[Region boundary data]
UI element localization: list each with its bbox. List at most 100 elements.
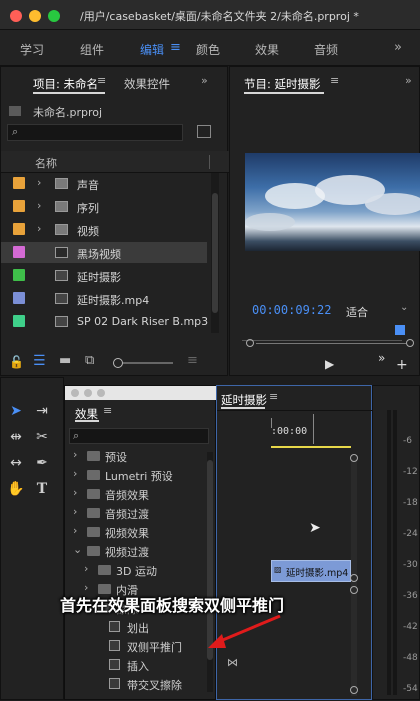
sort-icon[interactable]: ≡: [187, 353, 198, 368]
close-window-button[interactable]: [71, 389, 79, 397]
label-color-swatch[interactable]: [13, 177, 25, 189]
program-scrub-bar[interactable]: [242, 329, 402, 341]
timeline-menu-icon[interactable]: ≡: [269, 390, 278, 403]
zoom-window-button[interactable]: [97, 389, 105, 397]
label-color-swatch[interactable]: [13, 292, 25, 304]
tab-project[interactable]: 项目: 未命名: [33, 76, 98, 92]
minimize-window-button[interactable]: [84, 389, 92, 397]
project-item[interactable]: › 序列: [1, 196, 207, 217]
tab-effect-controls[interactable]: 效果控件: [124, 76, 170, 92]
effect-item[interactable]: 带交叉擦除: [65, 674, 205, 694]
label-color-swatch[interactable]: [13, 269, 25, 281]
effects-folder[interactable]: › 3D 运动: [65, 560, 205, 580]
label-color-swatch[interactable]: [13, 315, 25, 327]
fit-dropdown[interactable]: 适合: [346, 304, 368, 320]
chevron-down-icon[interactable]: ⌄: [73, 543, 82, 556]
program-menu-icon[interactable]: ≡: [330, 74, 339, 87]
panel-overflow-icon[interactable]: »: [405, 74, 412, 87]
playhead-line[interactable]: [313, 414, 314, 444]
playhead-marker[interactable]: [395, 325, 405, 335]
pen-tool-icon[interactable]: ✒: [31, 452, 53, 474]
label-color-swatch[interactable]: [13, 200, 25, 212]
zoom-window-button[interactable]: [48, 10, 60, 22]
zoom-scroll-track[interactable]: [256, 343, 406, 344]
minimize-window-button[interactable]: [29, 10, 41, 22]
effects-folder[interactable]: › 音频效果: [65, 484, 205, 504]
floating-window-titlebar[interactable]: [65, 386, 217, 400]
chevron-right-icon[interactable]: ›: [73, 467, 77, 480]
add-button-icon[interactable]: +: [396, 357, 408, 373]
program-monitor-title[interactable]: 节目: 延时摄影: [244, 76, 321, 92]
chevron-right-icon[interactable]: ›: [37, 176, 41, 189]
scroll-handle-mid[interactable]: [350, 574, 358, 582]
hand-tool-icon[interactable]: ✋: [5, 478, 27, 500]
chevron-right-icon[interactable]: ›: [73, 505, 77, 518]
effects-folder[interactable]: › 视频效果: [65, 522, 205, 542]
effects-search-input[interactable]: ⌕: [69, 428, 209, 444]
chevron-right-icon[interactable]: ›: [73, 448, 77, 461]
chevron-right-icon[interactable]: ›: [84, 562, 88, 575]
workspace-tab-color[interactable]: 颜色: [196, 41, 220, 58]
project-item[interactable]: 延时摄影.mp4: [1, 288, 207, 309]
more-controls-icon[interactable]: »: [378, 351, 385, 365]
timeline-sequence-tab[interactable]: 延时摄影: [221, 392, 267, 408]
effects-folder[interactable]: › 音频过渡: [65, 503, 205, 523]
scrollbar-thumb[interactable]: [212, 193, 218, 313]
zoom-handle-right[interactable]: [406, 339, 414, 347]
close-window-button[interactable]: [10, 10, 22, 22]
chevron-right-icon[interactable]: ›: [73, 486, 77, 499]
more-workspaces-icon[interactable]: »: [394, 40, 402, 55]
project-item[interactable]: SP 02 Dark Riser B.mp3: [1, 311, 208, 332]
project-search-input[interactable]: ⌕: [7, 124, 183, 141]
razor-tool-icon[interactable]: ✂: [31, 426, 53, 448]
play-button[interactable]: ▶: [325, 357, 334, 371]
ripple-edit-tool-icon[interactable]: ⇹: [5, 426, 27, 448]
project-item[interactable]: 黑场视频: [1, 242, 207, 263]
new-bin-from-search-icon[interactable]: [197, 125, 211, 138]
chevron-down-icon[interactable]: ⌄: [400, 302, 408, 313]
effects-folder[interactable]: › Lumetri 预设: [65, 465, 205, 485]
label-color-swatch[interactable]: [13, 223, 25, 235]
effects-menu-icon[interactable]: ≡: [103, 404, 112, 417]
project-item[interactable]: › 视频: [1, 219, 207, 240]
workspace-tab-edit[interactable]: 编辑: [140, 41, 164, 58]
freeform-view-icon[interactable]: ⧉: [85, 353, 94, 368]
lock-icon[interactable]: 🔓: [9, 355, 24, 369]
work-area-bar[interactable]: [271, 446, 351, 448]
project-item[interactable]: 延时摄影: [1, 265, 207, 286]
selection-tool-icon[interactable]: ➤: [5, 400, 27, 422]
track-select-tool-icon[interactable]: ⇥: [31, 400, 53, 422]
workspace-tab-audio[interactable]: 音频: [314, 41, 338, 58]
scroll-handle-bottom[interactable]: [350, 686, 358, 694]
workspace-tab-effects[interactable]: 效果: [255, 41, 279, 58]
effect-item[interactable]: 插入: [65, 655, 205, 675]
icon-view-icon[interactable]: ▬: [59, 353, 71, 368]
program-video-frame[interactable]: [245, 153, 420, 251]
scroll-handle-top[interactable]: [350, 454, 358, 462]
effect-item[interactable]: 划出: [65, 617, 205, 637]
chevron-right-icon[interactable]: ›: [73, 524, 77, 537]
project-menu-icon[interactable]: ≡: [97, 74, 106, 87]
effect-item[interactable]: 双侧平推门: [65, 636, 205, 656]
workspace-tab-assembly[interactable]: 组件: [80, 41, 104, 58]
scroll-handle-mid2[interactable]: [350, 586, 358, 594]
label-color-swatch[interactable]: [13, 246, 25, 258]
timeline-clip[interactable]: ▨ 延时摄影.mp4: [271, 560, 351, 582]
project-scrollbar[interactable]: [211, 173, 219, 333]
slip-tool-icon[interactable]: ↔: [5, 452, 27, 474]
effects-folder[interactable]: › 预设: [65, 446, 205, 466]
zoom-slider-handle[interactable]: [113, 358, 123, 368]
effects-folder[interactable]: ⌄ 视频过渡: [65, 541, 205, 561]
chevron-right-icon[interactable]: ›: [37, 199, 41, 212]
project-item[interactable]: › 声音: [1, 173, 207, 194]
column-name-label[interactable]: 名称: [35, 155, 57, 171]
type-tool-icon[interactable]: T: [31, 478, 53, 500]
workspace-menu-icon[interactable]: ≡: [170, 40, 181, 55]
workspace-tab-learn[interactable]: 学习: [20, 41, 44, 58]
panel-overflow-icon[interactable]: »: [201, 74, 208, 87]
playhead-timecode[interactable]: 00:00:09:22: [252, 303, 331, 317]
chevron-right-icon[interactable]: ›: [37, 222, 41, 235]
zoom-slider-track[interactable]: [123, 362, 173, 364]
zoom-handle-left[interactable]: [246, 339, 254, 347]
list-view-icon[interactable]: ☰: [33, 353, 46, 369]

▶ _TASK PROMPT_: Copy the lines exactly, starting at the line that contains "sort-icon[interactable]: ≡: [187, 353, 198, 368]" and ending at the line that contains "minimize-window-button[interactable]: [29, 10, 41, 22]".

▶ _CORRECT RESULT_:
sort-icon[interactable]: ≡: [187, 353, 198, 368]
close-window-button[interactable]: [71, 389, 79, 397]
label-color-swatch[interactable]: [13, 177, 25, 189]
program-scrub-bar[interactable]: [242, 329, 402, 341]
timeline-menu-icon[interactable]: ≡: [269, 390, 278, 403]
zoom-window-button[interactable]: [97, 389, 105, 397]
label-color-swatch[interactable]: [13, 292, 25, 304]
tab-project[interactable]: 项目: 未命名: [33, 76, 98, 92]
minimize-window-button[interactable]: [84, 389, 92, 397]
project-item[interactable]: › 序列: [1, 196, 207, 217]
tab-effect-controls[interactable]: 效果控件: [124, 76, 170, 92]
effect-item[interactable]: 带交叉擦除: [65, 674, 205, 694]
label-color-swatch[interactable]: [13, 269, 25, 281]
effects-folder[interactable]: › 3D 运动: [65, 560, 205, 580]
label-color-swatch[interactable]: [13, 315, 25, 327]
fit-dropdown[interactable]: 适合: [346, 304, 368, 320]
chevron-down-icon[interactable]: ⌄: [73, 543, 82, 556]
program-menu-icon[interactable]: ≡: [330, 74, 339, 87]
panel-overflow-icon[interactable]: »: [405, 74, 412, 87]
playhead-line[interactable]: [313, 414, 314, 444]
playhead-marker[interactable]: [395, 325, 405, 335]
pen-tool-icon[interactable]: ✒: [31, 452, 53, 474]
label-color-swatch[interactable]: [13, 200, 25, 212]
zoom-window-button[interactable]: [48, 10, 60, 22]
zoom-scroll-track[interactable]: [256, 343, 406, 344]
minimize-window-button[interactable]: [29, 10, 41, 22]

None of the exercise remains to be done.